### [TEXT PASSAGE]
========================================

Read OSS

Hybrid Mode: Control Planes, Data Planes, and Configuration Sync

Advanced

Prerequisites

  • Articles 1-5 (full architecture through database layer)
  • Understanding of WebSocket protocol basics
  • Familiarity with distributed systems concepts (eventual consistency)

Hybrid Mode: Control Planes, Data Planes, and Configuration Sync

Production Kong deployments rarely use a single node. The hybrid mode architecture separates concerns: Control Planes (CP) manage configuration via the Admin API and database, while Data Planes (DP) proxy traffic using configuration received from the CP. This separation means Data Planes need no database connection, can run in isolated network segments, and can be scaled independently.

This article traces the CP/DP communication pipeline — from role detection during initialization through WebSocket-based config push and the newer incremental sync system.

Hybrid Mode Architecture and Role Detection

As we saw in Part 2, role detection happens early in Kong.init() via simple configuration checks at lines 201–218:

is_data_plane = function(config) return config.role == "data_plane" end
is_control_plane = function(config) return config.role == "control_plane" end

The role setting (configured via KONG_ROLE environment variable or kong.conf) shapes the entire initialization path:

  • Control Plane: Connects to Postgres, runs the Admin API, skips router building (it doesn't proxy traffic), starts WebSocket server for DPs
  • Data Plane: Runs in DB-less mode (LMDB), skips Admin API, starts WebSocket client to CP, proxies traffic
  • Traditional: Connects to Postgres, runs everything (Admin API + proxy)

========================================

### [DATASET CONTENT]
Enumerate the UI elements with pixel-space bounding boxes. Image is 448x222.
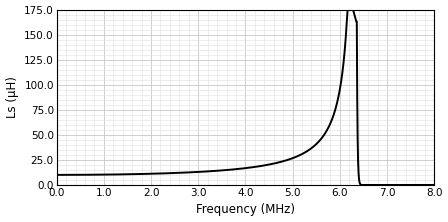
X-axis label: Frequency (MHz): Frequency (MHz)	[196, 203, 295, 216]
Y-axis label: Ls (µH): Ls (µH)	[5, 76, 18, 118]
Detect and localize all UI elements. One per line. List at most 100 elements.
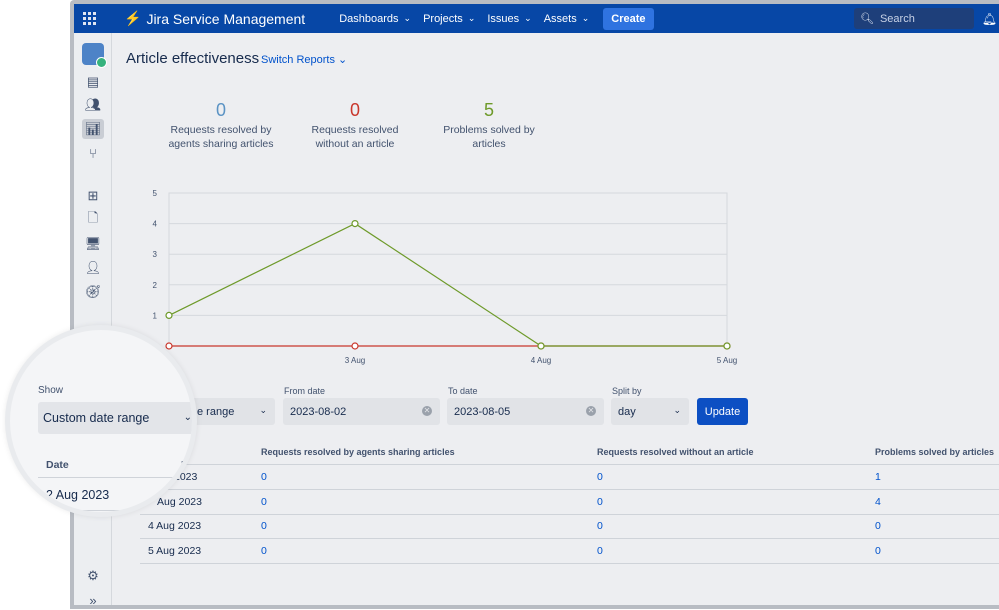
col-header-problems: Problems solved by articles	[875, 447, 995, 457]
row-agents-value[interactable]: 0	[261, 471, 267, 483]
clear-icon[interactable]: ✕	[586, 406, 596, 416]
queues-icon[interactable]: ▤	[86, 74, 100, 89]
raise-request-icon[interactable]: ⊞	[87, 188, 99, 203]
add-person-icon[interactable]: 👤︎	[84, 260, 102, 275]
notifications-icon[interactable]: 🔔︎	[981, 12, 997, 26]
top-navigation: ⚡ Jira Service Management Dashboards ⌄ Pr…	[74, 4, 999, 33]
monitor-icon[interactable]: 🖥︎	[84, 236, 102, 251]
nav-issues[interactable]: Issues ⌄	[487, 13, 531, 25]
chevron-down-icon: ⌄	[338, 54, 348, 66]
from-date-input[interactable]: 2023-08-02 ✕	[283, 398, 440, 425]
project-sidebar: ▤ 👥︎ 📊︎ ⑂ ⊞ 🗋︎ 🖥︎ 👤︎ 🧭︎ ⚙ »	[74, 33, 112, 608]
series-point-0	[165, 342, 173, 350]
table-divider	[140, 489, 999, 490]
to-date-input[interactable]: 2023-08-05 ✕	[447, 398, 604, 425]
to-date-value: 2023-08-05	[454, 405, 511, 418]
stat-label: Requests resolved without an article	[311, 124, 399, 150]
show-select-value: e range	[197, 405, 235, 418]
bolt-icon: ⚡	[124, 10, 142, 26]
customers-icon[interactable]: 👥︎	[84, 97, 102, 112]
reports-icon[interactable]: 📊︎	[82, 119, 104, 139]
nav-label: Issues	[487, 12, 520, 25]
nav-projects[interactable]: Projects ⌄	[423, 13, 475, 25]
row-date: 2 Aug 2023	[46, 488, 110, 502]
app-switcher[interactable]	[74, 12, 104, 25]
col-header-without-article: Requests resolved without an article	[597, 447, 754, 457]
x-tick-label: 4 Aug	[531, 356, 551, 365]
row-agents-value[interactable]: 0	[261, 496, 267, 508]
table-divider	[140, 563, 999, 564]
show-select-value: Custom date range	[43, 411, 150, 425]
stat-without-article: 0 Requests resolved without an article	[285, 100, 425, 151]
series-point-1	[165, 311, 173, 319]
gear-icon[interactable]: ⚙	[87, 568, 99, 583]
nav-dashboards[interactable]: Dashboards ⌄	[339, 13, 411, 25]
row-without-value[interactable]: 0	[597, 545, 603, 557]
create-button[interactable]: Create	[603, 7, 654, 30]
workflow-icon[interactable]: ⑂	[89, 145, 97, 161]
chevron-down-icon: ⌄	[403, 13, 412, 23]
row-problems-value[interactable]: 0	[875, 545, 881, 557]
chevron-down-icon: ⌄	[524, 13, 532, 23]
series-point-1	[723, 342, 731, 350]
x-tick-label: 5 Aug	[717, 356, 737, 365]
compass-icon[interactable]: 🧭︎	[84, 284, 102, 299]
row-problems-value[interactable]: 1	[875, 471, 881, 483]
col-header-agents: Requests resolved by agents sharing arti…	[261, 447, 455, 457]
search-placeholder: Search	[879, 12, 915, 25]
row-without-value[interactable]: 0	[597, 496, 603, 508]
date-column-header: Date	[46, 459, 69, 471]
row-problems-value[interactable]: 4	[875, 496, 881, 508]
product-name: Jira Service Management	[146, 10, 306, 27]
stat-agents-sharing: 0 Requests resolved by agents sharing art…	[151, 100, 291, 151]
stat-problems-solved: 5 Problems solved by articles	[419, 100, 559, 151]
zoom-callout: Show Custom date range ⌄ Date Re 2 Aug 2…	[5, 325, 197, 517]
stat-label: Requests resolved by agents sharing artic…	[168, 124, 274, 150]
main-nav: Dashboards ⌄ Projects ⌄ Issues ⌄ Assets ⌄ Cr…	[339, 7, 654, 30]
from-date-label: From date	[284, 386, 326, 396]
y-tick-label: 2	[153, 281, 158, 290]
row-agents-value[interactable]: 0	[261, 520, 267, 532]
nav-assets[interactable]: Assets ⌄	[544, 13, 590, 25]
page-icon[interactable]: 🗋︎	[87, 210, 99, 225]
x-tick-label: 3 Aug	[345, 356, 365, 365]
row-agents-value[interactable]: 0	[261, 545, 267, 557]
clear-icon[interactable]: ✕	[422, 406, 432, 416]
stat-value: 0	[349, 100, 360, 120]
to-date-label: To date	[448, 386, 478, 396]
plot-area	[168, 192, 728, 347]
chevron-down-icon: ⌄	[259, 405, 267, 415]
chevron-down-icon: ⌄	[183, 412, 192, 423]
stat-label: Problems solved by articles	[443, 124, 535, 150]
article-effectiveness-chart: 1 2 3 4 5 3 Aug 4 Aug 5 Aug	[153, 189, 738, 365]
search-input[interactable]: 🔍︎ Search	[854, 8, 974, 29]
y-tick-label: 4	[153, 220, 158, 229]
split-by-label: Split by	[612, 386, 642, 396]
switch-reports-label: Switch Reports	[261, 54, 335, 66]
row-without-value[interactable]: 0	[597, 520, 603, 532]
show-date-range-select[interactable]: Custom date range ⌄	[38, 402, 192, 434]
y-tick-label: 1	[153, 311, 158, 320]
product-logo[interactable]: ⚡ Jira Service Management	[124, 10, 305, 27]
double-chevron-right-icon[interactable]: »	[89, 592, 97, 608]
series-point-0	[351, 342, 359, 350]
nav-label: Projects	[423, 12, 463, 25]
row-date: 5 Aug 2023	[148, 545, 202, 557]
y-tick-label: 5	[153, 189, 158, 198]
row-without-value[interactable]: 0	[597, 471, 603, 483]
project-avatar[interactable]	[82, 43, 107, 68]
y-tick-label: 3	[153, 250, 158, 259]
apps-grid-icon	[82, 12, 96, 25]
table-divider	[140, 464, 999, 465]
split-by-value: day	[618, 405, 636, 418]
switch-reports-dropdown[interactable]: Switch Reports ⌄	[261, 53, 347, 66]
update-button[interactable]: Update	[697, 398, 748, 425]
table-divider	[38, 477, 192, 478]
chevron-down-icon: ⌄	[673, 405, 681, 415]
from-date-value: 2023-08-02	[290, 405, 347, 418]
show-label: Show	[38, 385, 64, 396]
split-by-select[interactable]: day ⌄	[611, 398, 689, 425]
row-problems-value[interactable]: 0	[875, 520, 881, 532]
nav-label: Dashboards	[339, 12, 399, 25]
table-divider	[140, 514, 999, 515]
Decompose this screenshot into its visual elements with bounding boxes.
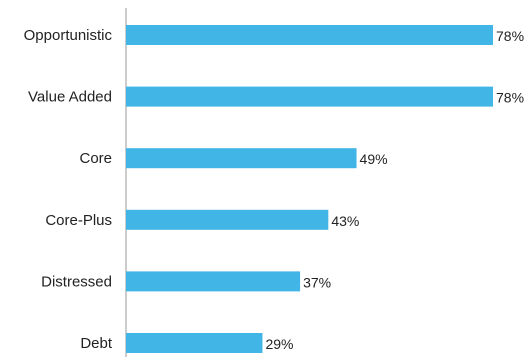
value-label: 37% — [303, 274, 331, 290]
bar-value-added — [126, 86, 493, 107]
value-label: 43% — [331, 213, 359, 229]
bar-debt — [126, 333, 263, 353]
value-label: 49% — [360, 151, 388, 167]
value-label: 78% — [496, 90, 524, 106]
category-label: Debt — [80, 335, 113, 352]
bar-distressed — [126, 271, 301, 292]
category-label: Core-Plus — [45, 212, 112, 229]
value-label: 78% — [496, 28, 524, 44]
bar-core — [126, 148, 357, 169]
category-label: Core — [79, 150, 112, 167]
bar-core-plus — [126, 209, 329, 230]
bar-opportunistic — [126, 25, 493, 45]
bars-group: Opportunistic 78% Value Added 78% Core 49% Cor… — [24, 25, 524, 353]
value-label: 29% — [265, 336, 293, 352]
category-label: Distressed — [41, 273, 112, 290]
category-label: Value Added — [28, 89, 112, 106]
category-label: Opportunistic — [24, 27, 113, 44]
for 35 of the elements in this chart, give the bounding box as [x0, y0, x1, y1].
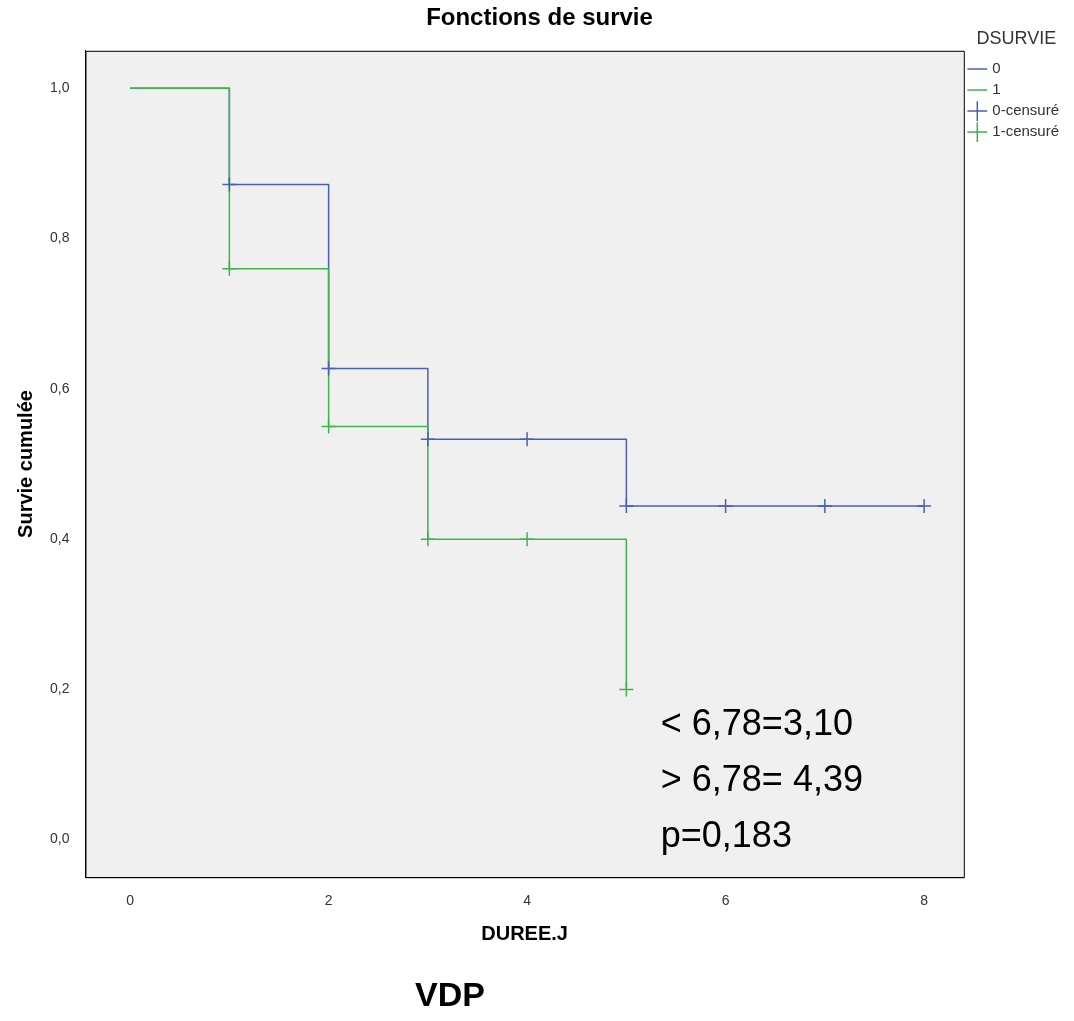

========================================

### [PROBLEM]
Extract the full text on Kong hybrid mode, word for word, from start to end. The listing plays no part in what follows.

### [RESULT FOR THIS TASK]
Read OSS

Hybrid Mode: Control Planes, Data Planes, and Configuration Sync

Advanced

Prerequisites

  • Articles 1-5 (full architecture through database layer)
  • Understanding of WebSocket protocol basics
  • Familiarity with distributed systems concepts (eventual consistency)

Hybrid Mode: Control Planes, Data Planes, and Configuration Sync

Production Kong deployments rarely use a single node. The hybrid mode architecture separates concerns: Control Planes (CP) manage configuration via the Admin API and database, while Data Planes (DP) proxy traffic using configuration received from the CP. This separation means Data Planes need no database connection, can run in isolated network segments, and can be scaled independently.

This article traces the CP/DP communication pipeline — from role detection during initialization through WebSocket-based config push and the newer incremental sync system.

Hybrid Mode Architecture and Role Detection

As we saw in Part 2, role detection happens early in Kong.init() via simple configuration checks at lines 201–218:

is_data_plane = function(config) return config.role == "data_plane" end
is_control_plane = function(config) return config.role == "control_plane" end

The role setting (configured via KONG_ROLE environment variable or kong.conf) shapes the entire initialization path:

  • Control Plane: Connects to Postgres, runs the Admin API, skips router building (it doesn't proxy traffic), starts WebSocket server for DPs
  • Data Plane: Runs in DB-less mode (LMDB), skips Admin API, starts WebSocket client to CP, proxies traffic
  • Traditional: Connects to Postgres, runs everything (Admin API + proxy)